### REQUIREMENT
Return all of the entries exactly as written.

---------- DATA SHOWN ----------

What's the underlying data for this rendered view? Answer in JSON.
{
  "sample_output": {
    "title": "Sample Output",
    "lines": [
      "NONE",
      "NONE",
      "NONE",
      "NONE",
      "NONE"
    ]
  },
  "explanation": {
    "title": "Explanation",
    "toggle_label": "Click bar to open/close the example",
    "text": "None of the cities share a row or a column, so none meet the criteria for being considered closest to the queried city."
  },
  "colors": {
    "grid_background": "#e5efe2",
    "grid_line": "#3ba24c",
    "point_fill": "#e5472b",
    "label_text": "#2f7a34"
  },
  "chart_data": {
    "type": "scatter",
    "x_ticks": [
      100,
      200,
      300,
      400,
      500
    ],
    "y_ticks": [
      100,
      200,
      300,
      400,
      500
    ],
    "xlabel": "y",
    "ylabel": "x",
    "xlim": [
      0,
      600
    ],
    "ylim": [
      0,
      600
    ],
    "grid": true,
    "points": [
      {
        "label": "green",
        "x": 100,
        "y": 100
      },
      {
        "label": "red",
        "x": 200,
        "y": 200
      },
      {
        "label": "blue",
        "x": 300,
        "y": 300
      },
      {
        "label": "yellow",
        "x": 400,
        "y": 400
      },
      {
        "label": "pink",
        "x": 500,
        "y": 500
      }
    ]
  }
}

----------

### OUTPUT BELOW
What's the underlying data for this rendered view? Answer in JSON.
{
  "sample_output": {
    "title": "Sample Output",
    "lines": [
      "NONE",
      "NONE",
      "NONE",
      "NONE",
      "NONE"
    ]
  },
  "explanation": {
    "title": "Explanation",
    "toggle_label": "Click bar to open/close the example",
    "text": "None of the cities share a row or a column, so none meet the criteria for being considered closest to the queried city."
  },
  "colors": {
    "grid_background": "#e5efe2",
    "grid_line": "#3ba24c",
    "point_fill": "#e5472b",
    "label_text": "#2f7a34"
  },
  "chart_data": {
    "type": "scatter",
    "x_ticks": [
      100,
      200,
      300,
      400,
      500
    ],
    "y_ticks": [
      100,
      200,
      300,
      400,
      500
    ],
    "xlabel": "y",
    "ylabel": "x",
    "xlim": [
      0,
      600
    ],
    "ylim": [
      0,
      600
    ],
    "grid": true,
    "points": [
      {
        "label": "green",
        "x": 100,
        "y": 100
      },
      {
        "label": "red",
        "x": 200,
        "y": 200
      },
      {
        "label": "blue",
        "x": 300,
        "y": 300
      },
      {
        "label": "yellow",
        "x": 400,
        "y": 400
      },
      {
        "label": "pink",
        "x": 500,
        "y": 500
      }
    ]
  }
}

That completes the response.